» **Given instruction**
Type out the records that follow, exactly as given.

━━━━━ Data

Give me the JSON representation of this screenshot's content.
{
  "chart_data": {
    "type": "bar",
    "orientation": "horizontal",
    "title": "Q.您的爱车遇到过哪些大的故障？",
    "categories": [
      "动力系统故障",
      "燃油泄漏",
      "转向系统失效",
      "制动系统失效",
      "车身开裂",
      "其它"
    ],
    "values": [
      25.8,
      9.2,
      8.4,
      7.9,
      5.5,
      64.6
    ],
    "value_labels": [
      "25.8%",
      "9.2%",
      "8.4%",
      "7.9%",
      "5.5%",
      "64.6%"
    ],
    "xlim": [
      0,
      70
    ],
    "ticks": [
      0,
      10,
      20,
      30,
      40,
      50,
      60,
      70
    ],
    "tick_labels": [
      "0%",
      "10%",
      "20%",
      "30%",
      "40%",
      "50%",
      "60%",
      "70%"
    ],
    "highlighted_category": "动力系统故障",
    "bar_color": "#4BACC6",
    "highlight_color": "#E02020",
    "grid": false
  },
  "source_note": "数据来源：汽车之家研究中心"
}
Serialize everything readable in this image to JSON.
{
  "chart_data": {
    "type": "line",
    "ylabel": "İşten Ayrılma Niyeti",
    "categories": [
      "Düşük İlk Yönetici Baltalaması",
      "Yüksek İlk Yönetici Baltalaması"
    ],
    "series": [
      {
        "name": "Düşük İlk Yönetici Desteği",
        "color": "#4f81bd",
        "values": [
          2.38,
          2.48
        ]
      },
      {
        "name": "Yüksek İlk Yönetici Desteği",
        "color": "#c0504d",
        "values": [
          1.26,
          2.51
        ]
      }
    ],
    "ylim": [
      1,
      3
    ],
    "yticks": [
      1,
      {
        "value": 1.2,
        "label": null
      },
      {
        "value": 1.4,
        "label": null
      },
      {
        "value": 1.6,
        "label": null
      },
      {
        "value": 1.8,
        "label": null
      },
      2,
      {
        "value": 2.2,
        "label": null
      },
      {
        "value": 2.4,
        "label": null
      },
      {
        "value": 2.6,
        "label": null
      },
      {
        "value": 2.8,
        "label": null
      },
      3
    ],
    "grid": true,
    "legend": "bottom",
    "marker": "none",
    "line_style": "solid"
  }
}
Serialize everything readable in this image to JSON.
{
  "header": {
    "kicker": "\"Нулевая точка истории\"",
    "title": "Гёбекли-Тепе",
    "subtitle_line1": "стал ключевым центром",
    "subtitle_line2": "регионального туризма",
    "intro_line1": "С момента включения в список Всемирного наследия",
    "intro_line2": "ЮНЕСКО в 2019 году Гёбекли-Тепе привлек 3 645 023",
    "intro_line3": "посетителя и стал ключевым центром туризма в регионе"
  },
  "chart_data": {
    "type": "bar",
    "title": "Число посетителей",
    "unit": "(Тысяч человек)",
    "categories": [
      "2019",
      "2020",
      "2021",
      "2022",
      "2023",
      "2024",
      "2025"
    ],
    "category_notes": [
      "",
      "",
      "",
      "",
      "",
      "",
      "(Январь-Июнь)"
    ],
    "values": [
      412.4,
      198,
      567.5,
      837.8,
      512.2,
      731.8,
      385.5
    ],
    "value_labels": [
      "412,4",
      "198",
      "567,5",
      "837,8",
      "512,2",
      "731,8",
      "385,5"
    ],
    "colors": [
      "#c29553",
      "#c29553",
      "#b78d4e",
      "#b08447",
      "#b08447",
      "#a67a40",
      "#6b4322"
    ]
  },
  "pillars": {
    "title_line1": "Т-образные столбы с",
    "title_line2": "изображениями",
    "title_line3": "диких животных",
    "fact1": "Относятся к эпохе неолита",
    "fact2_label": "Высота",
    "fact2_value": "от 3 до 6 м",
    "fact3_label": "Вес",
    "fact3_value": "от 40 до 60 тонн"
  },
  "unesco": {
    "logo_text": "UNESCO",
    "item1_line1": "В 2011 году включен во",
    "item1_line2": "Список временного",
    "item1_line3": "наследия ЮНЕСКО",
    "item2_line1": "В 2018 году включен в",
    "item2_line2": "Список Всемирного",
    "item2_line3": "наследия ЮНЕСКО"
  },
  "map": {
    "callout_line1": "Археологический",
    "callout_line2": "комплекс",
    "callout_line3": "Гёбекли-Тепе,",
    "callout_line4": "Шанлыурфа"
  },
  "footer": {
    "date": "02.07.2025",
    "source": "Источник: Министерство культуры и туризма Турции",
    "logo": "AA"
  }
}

━━━━━━━━━━

» **Final result**
Give me the JSON representation of this screenshot's content.
{
  "chart_data": {
    "type": "bar",
    "orientation": "horizontal",
    "title": "Q.您的爱车遇到过哪些大的故障？",
    "categories": [
      "动力系统故障",
      "燃油泄漏",
      "转向系统失效",
      "制动系统失效",
      "车身开裂",
      "其它"
    ],
    "values": [
      25.8,
      9.2,
      8.4,
      7.9,
      5.5,
      64.6
    ],
    "value_labels": [
      "25.8%",
      "9.2%",
      "8.4%",
      "7.9%",
      "5.5%",
      "64.6%"
    ],
    "xlim": [
      0,
      70
    ],
    "ticks": [
      0,
      10,
      20,
      30,
      40,
      50,
      60,
      70
    ],
    "tick_labels": [
      "0%",
      "10%",
      "20%",
      "30%",
      "40%",
      "50%",
      "60%",
      "70%"
    ],
    "highlighted_category": "动力系统故障",
    "bar_color": "#4BACC6",
    "highlight_color": "#E02020",
    "grid": false
  },
  "source_note": "数据来源：汽车之家研究中心"
}
Serialize everything readable in this image to JSON.
{
  "chart_data": {
    "type": "line",
    "ylabel": "İşten Ayrılma Niyeti",
    "categories": [
      "Düşük İlk Yönetici Baltalaması",
      "Yüksek İlk Yönetici Baltalaması"
    ],
    "series": [
      {
        "name": "Düşük İlk Yönetici Desteği",
        "color": "#4f81bd",
        "values": [
          2.38,
          2.48
        ]
      },
      {
        "name": "Yüksek İlk Yönetici Desteği",
        "color": "#c0504d",
        "values": [
          1.26,
          2.51
        ]
      }
    ],
    "ylim": [
      1,
      3
    ],
    "yticks": [
      1,
      {
        "value": 1.2,
        "label": null
      },
      {
        "value": 1.4,
        "label": null
      },
      {
        "value": 1.6,
        "label": null
      },
      {
        "value": 1.8,
        "label": null
      },
      2,
      {
        "value": 2.2,
        "label": null
      },
      {
        "value": 2.4,
        "label": null
      },
      {
        "value": 2.6,
        "label": null
      },
      {
        "value": 2.8,
        "label": null
      },
      3
    ],
    "grid": true,
    "legend": "bottom",
    "marker": "none",
    "line_style": "solid"
  }
}
Serialize everything readable in this image to JSON.
{
  "header": {
    "kicker": "\"Нулевая точка истории\"",
    "title": "Гёбекли-Тепе",
    "subtitle_line1": "стал ключевым центром",
    "subtitle_line2": "регионального туризма",
    "intro_line1": "С момента включения в список Всемирного наследия",
    "intro_line2": "ЮНЕСКО в 2019 году Гёбекли-Тепе привлек 3 645 023",
    "intro_line3": "посетителя и стал ключевым центром туризма в регионе"
  },
  "chart_data": {
    "type": "bar",
    "title": "Число посетителей",
    "unit": "(Тысяч человек)",
    "categories": [
      "2019",
      "2020",
      "2021",
      "2022",
      "2023",
      "2024",
      "2025"
    ],
    "category_notes": [
      "",
      "",
      "",
      "",
      "",
      "",
      "(Январь-Июнь)"
    ],
    "values": [
      412.4,
      198,
      567.5,
      837.8,
      512.2,
      731.8,
      385.5
    ],
    "value_labels": [
      "412,4",
      "198",
      "567,5",
      "837,8",
      "512,2",
      "731,8",
      "385,5"
    ],
    "colors": [
      "#c29553",
      "#c29553",
      "#b78d4e",
      "#b08447",
      "#b08447",
      "#a67a40",
      "#6b4322"
    ]
  },
  "pillars": {
    "title_line1": "Т-образные столбы с",
    "title_line2": "изображениями",
    "title_line3": "диких животных",
    "fact1": "Относятся к эпохе неолита",
    "fact2_label": "Высота",
    "fact2_value": "от 3 до 6 м",
    "fact3_label": "Вес",
    "fact3_value": "от 40 до 60 тонн"
  },
  "unesco": {
    "logo_text": "UNESCO",
    "item1_line1": "В 2011 году включен во",
    "item1_line2": "Список временного",
    "item1_line3": "наследия ЮНЕСКО",
    "item2_line1": "В 2018 году включен в",
    "item2_line2": "Список Всемирного",
    "item2_line3": "наследия ЮНЕСКО"
  },
  "map": {
    "callout_line1": "Археологический",
    "callout_line2": "комплекс",
    "callout_line3": "Гёбекли-Тепе,",
    "callout_line4": "Шанлыурфа"
  },
  "footer": {
    "date": "02.07.2025",
    "source": "Источник: Министерство культуры и туризма Турции",
    "logo": "AA"
  }
}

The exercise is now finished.